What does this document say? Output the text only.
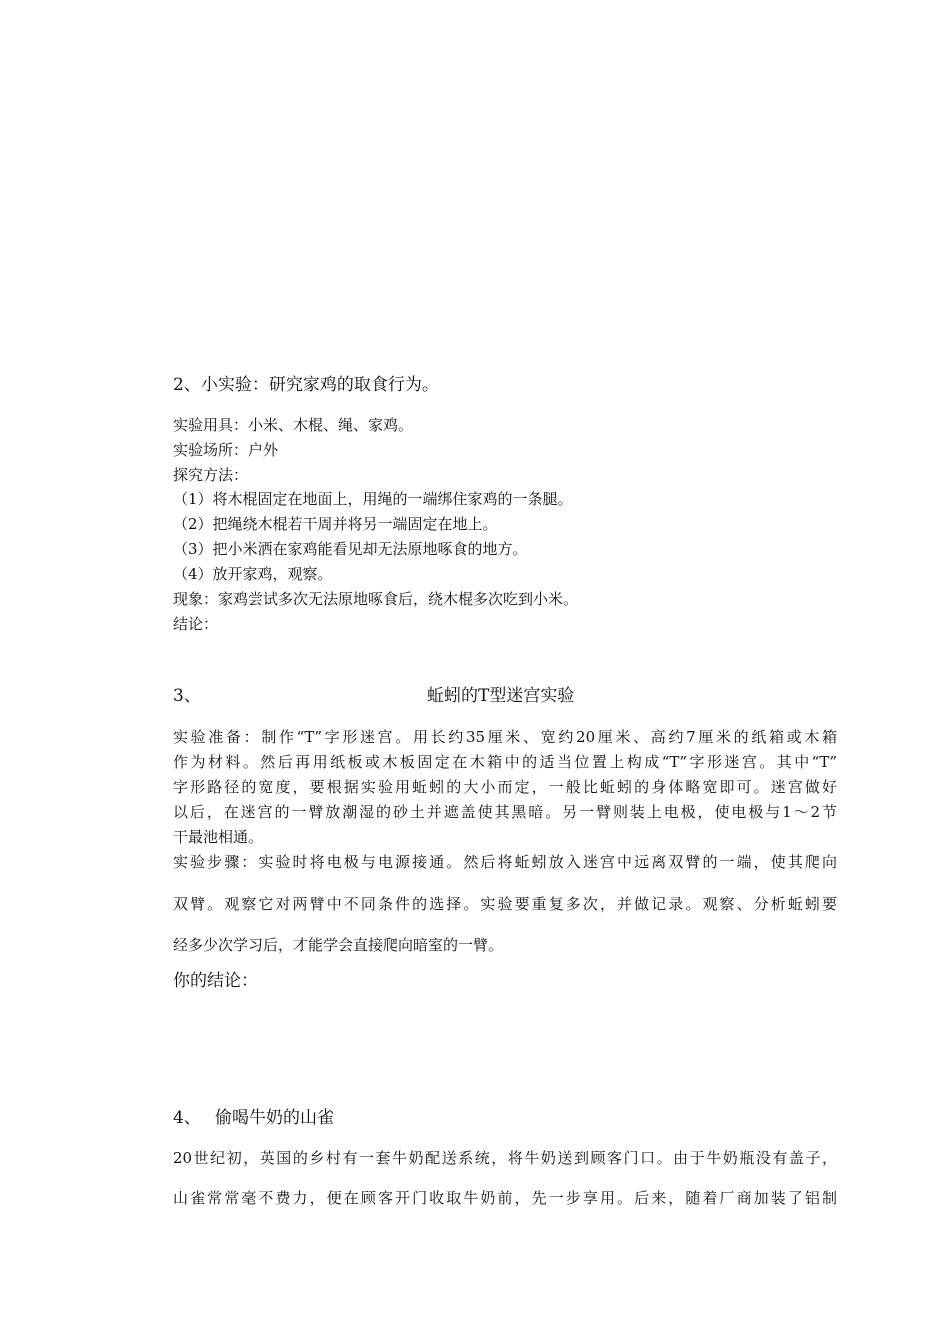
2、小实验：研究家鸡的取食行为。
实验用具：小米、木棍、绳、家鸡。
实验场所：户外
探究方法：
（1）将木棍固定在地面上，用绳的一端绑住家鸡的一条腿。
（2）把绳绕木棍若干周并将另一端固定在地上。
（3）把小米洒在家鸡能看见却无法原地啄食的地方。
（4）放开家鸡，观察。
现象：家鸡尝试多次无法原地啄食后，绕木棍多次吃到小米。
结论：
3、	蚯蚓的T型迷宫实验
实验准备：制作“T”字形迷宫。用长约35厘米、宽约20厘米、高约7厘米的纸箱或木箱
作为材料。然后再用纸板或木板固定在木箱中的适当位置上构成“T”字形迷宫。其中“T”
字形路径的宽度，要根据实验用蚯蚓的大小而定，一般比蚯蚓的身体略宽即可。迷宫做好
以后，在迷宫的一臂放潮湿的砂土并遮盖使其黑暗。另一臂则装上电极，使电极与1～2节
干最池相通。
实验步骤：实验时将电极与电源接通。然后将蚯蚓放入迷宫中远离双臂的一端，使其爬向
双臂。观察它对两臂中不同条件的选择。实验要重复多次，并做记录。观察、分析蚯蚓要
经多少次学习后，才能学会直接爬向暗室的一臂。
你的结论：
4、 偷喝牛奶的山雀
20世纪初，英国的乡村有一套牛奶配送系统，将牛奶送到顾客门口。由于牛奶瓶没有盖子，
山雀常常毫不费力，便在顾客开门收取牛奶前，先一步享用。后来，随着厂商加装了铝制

+++

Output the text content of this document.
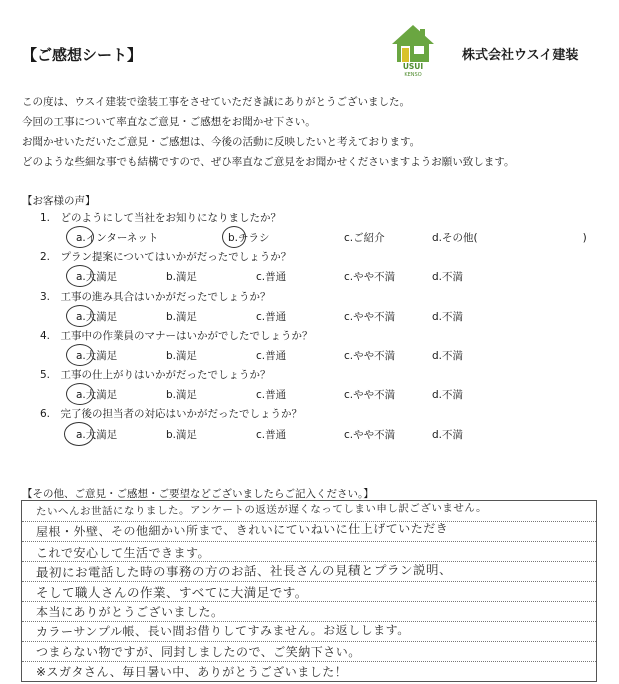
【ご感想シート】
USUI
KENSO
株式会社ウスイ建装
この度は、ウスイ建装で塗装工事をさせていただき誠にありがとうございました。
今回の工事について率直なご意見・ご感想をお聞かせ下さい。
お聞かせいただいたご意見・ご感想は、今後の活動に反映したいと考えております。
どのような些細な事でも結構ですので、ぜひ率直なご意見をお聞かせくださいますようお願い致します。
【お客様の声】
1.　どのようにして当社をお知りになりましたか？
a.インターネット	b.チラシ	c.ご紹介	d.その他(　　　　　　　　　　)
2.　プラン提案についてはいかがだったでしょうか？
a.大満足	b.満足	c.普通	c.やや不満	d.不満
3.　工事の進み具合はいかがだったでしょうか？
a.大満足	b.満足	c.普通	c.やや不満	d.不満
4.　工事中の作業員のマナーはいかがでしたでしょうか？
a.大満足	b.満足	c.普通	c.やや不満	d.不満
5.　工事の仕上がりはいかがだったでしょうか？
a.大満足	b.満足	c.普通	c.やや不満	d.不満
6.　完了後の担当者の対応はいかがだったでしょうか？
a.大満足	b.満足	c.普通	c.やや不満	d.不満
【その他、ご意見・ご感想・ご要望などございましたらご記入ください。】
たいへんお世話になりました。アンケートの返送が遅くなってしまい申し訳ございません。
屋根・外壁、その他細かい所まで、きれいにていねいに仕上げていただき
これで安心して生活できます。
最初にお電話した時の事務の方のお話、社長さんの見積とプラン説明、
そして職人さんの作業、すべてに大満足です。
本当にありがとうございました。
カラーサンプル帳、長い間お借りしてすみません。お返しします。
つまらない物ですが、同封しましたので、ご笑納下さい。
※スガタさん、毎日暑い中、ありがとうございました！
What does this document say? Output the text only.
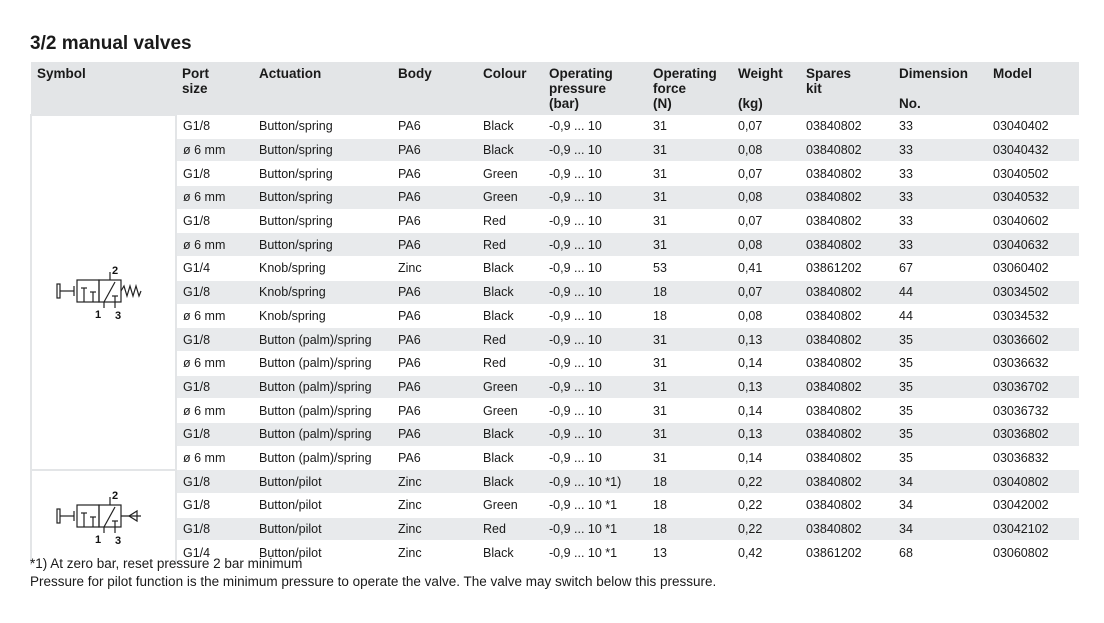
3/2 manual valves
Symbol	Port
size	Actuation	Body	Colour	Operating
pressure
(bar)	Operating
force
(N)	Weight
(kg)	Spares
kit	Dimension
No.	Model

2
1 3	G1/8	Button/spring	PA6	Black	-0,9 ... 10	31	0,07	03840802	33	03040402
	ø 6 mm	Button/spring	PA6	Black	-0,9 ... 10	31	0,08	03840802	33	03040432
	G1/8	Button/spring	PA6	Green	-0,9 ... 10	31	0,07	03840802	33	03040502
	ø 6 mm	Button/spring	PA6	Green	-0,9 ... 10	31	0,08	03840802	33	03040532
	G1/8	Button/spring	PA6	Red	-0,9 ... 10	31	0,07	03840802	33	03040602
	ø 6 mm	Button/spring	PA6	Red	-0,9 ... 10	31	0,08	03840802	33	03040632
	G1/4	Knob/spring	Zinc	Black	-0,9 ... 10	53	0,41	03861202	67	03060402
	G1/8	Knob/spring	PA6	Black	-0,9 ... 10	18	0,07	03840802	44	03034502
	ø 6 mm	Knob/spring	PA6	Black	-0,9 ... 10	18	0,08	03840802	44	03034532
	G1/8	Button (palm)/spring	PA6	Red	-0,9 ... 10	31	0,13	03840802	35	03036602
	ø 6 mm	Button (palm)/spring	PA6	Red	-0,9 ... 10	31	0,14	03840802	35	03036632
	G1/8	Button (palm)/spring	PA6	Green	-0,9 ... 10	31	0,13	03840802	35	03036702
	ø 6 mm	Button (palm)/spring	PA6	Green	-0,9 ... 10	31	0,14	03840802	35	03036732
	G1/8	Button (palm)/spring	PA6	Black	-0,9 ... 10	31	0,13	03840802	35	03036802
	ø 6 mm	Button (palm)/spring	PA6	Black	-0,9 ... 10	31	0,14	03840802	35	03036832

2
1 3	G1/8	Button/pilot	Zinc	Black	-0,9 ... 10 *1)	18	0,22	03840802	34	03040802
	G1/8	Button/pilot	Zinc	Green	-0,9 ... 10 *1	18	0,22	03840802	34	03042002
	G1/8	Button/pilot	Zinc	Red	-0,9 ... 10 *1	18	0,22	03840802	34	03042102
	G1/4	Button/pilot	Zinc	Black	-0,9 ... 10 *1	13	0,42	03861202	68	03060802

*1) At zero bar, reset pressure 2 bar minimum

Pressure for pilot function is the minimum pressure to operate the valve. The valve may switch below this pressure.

+++

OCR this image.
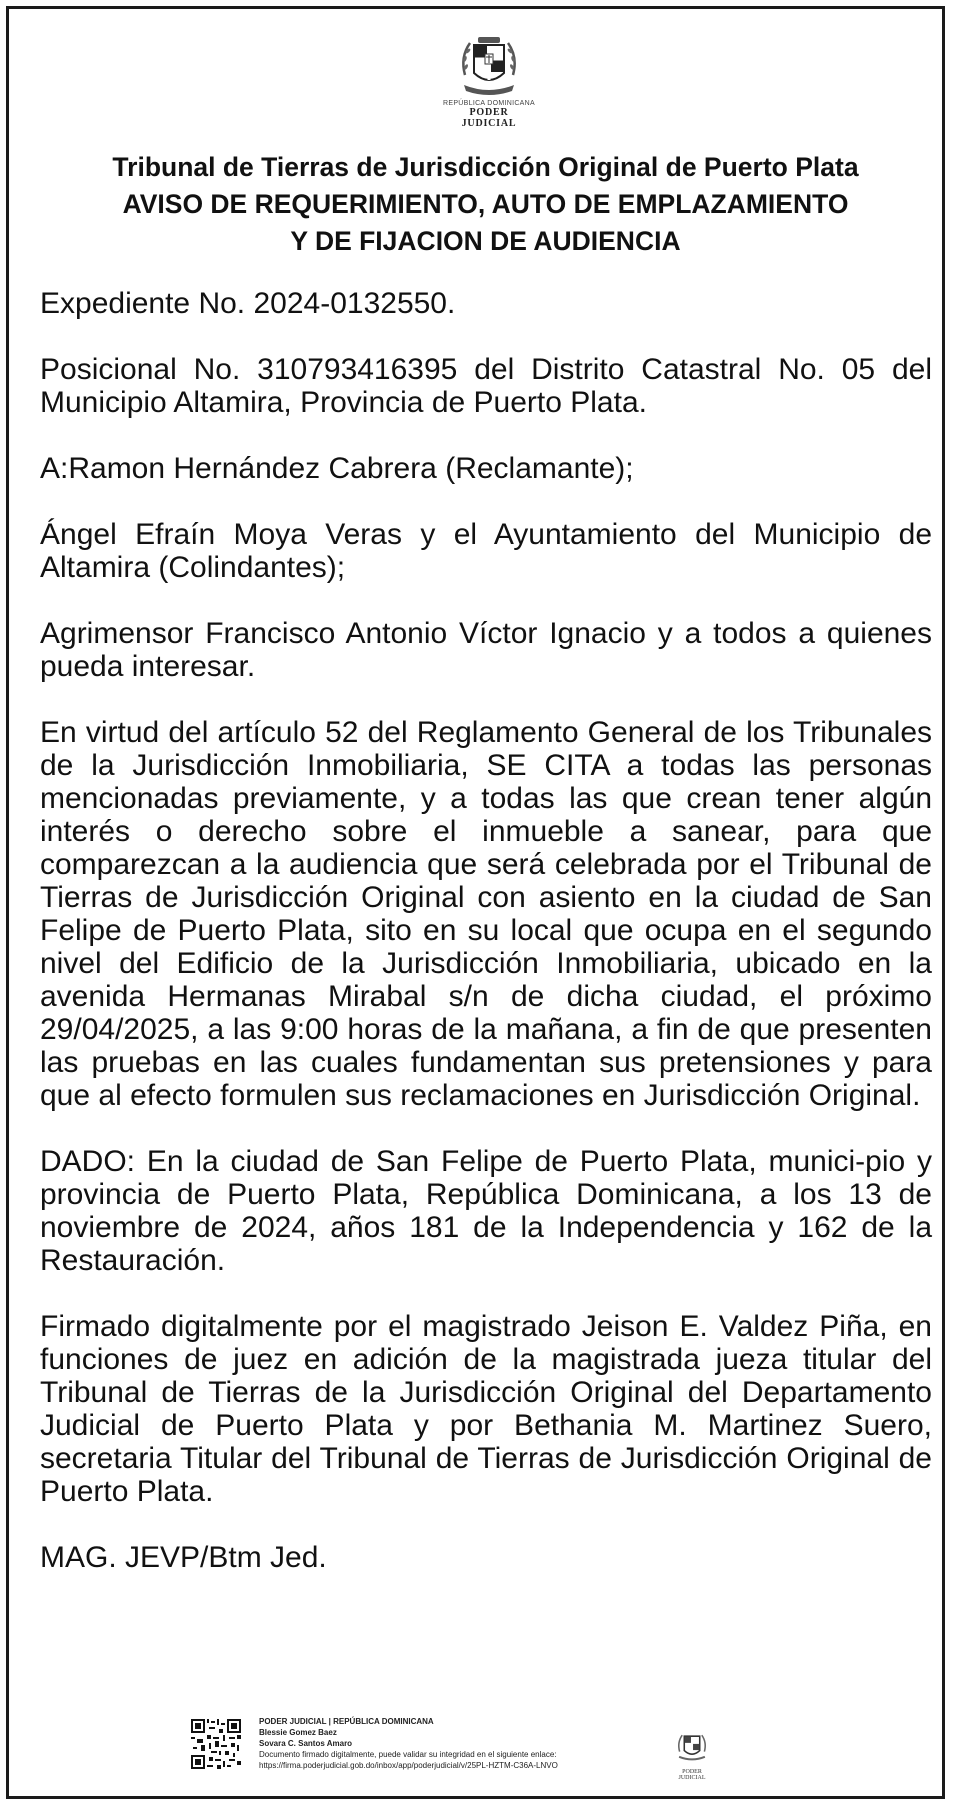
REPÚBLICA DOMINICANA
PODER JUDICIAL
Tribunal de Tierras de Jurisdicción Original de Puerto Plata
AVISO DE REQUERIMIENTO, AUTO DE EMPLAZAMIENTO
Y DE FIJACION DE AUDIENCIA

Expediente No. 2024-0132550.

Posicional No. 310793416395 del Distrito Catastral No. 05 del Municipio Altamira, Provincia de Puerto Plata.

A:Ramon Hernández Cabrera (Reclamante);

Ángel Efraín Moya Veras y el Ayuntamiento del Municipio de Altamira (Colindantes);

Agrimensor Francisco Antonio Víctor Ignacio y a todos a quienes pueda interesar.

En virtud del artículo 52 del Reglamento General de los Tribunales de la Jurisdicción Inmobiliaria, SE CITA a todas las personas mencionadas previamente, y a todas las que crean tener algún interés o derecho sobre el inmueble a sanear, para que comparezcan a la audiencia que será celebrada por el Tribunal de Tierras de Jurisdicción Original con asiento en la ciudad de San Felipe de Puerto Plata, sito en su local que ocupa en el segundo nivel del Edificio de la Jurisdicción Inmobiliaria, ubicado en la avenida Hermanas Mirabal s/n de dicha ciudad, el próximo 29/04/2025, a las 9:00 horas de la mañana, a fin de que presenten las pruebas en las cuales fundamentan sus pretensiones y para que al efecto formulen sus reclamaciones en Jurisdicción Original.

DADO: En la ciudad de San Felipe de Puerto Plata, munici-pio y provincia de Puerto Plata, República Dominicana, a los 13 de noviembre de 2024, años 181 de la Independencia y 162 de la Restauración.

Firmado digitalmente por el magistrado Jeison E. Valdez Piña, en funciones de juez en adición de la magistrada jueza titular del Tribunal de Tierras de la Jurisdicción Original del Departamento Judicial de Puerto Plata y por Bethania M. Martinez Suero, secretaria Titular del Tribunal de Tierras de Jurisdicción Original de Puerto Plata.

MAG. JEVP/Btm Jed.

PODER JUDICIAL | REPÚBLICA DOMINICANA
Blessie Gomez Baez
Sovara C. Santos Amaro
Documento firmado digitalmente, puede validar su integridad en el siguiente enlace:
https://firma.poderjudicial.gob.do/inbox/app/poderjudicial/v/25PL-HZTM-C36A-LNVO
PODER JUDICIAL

+++

Instructions to follow — For each line of the entries that includes "digitalmente", show that line.

Exercise solution —
Firmado digitalmente por el magistrado Jeison E. Valdez Piña, en funciones de juez en adición de la magistrada jueza titular del Tribunal de Tierras de la Jurisdicción Original del Departamento Judicial de Puerto Plata y por Bethania M. Martinez Suero, secretaria Titular del Tribunal de Tierras de Jurisdicción Original de Puerto Plata.
Documento firmado digitalmente, puede validar su integridad en el siguiente enlace:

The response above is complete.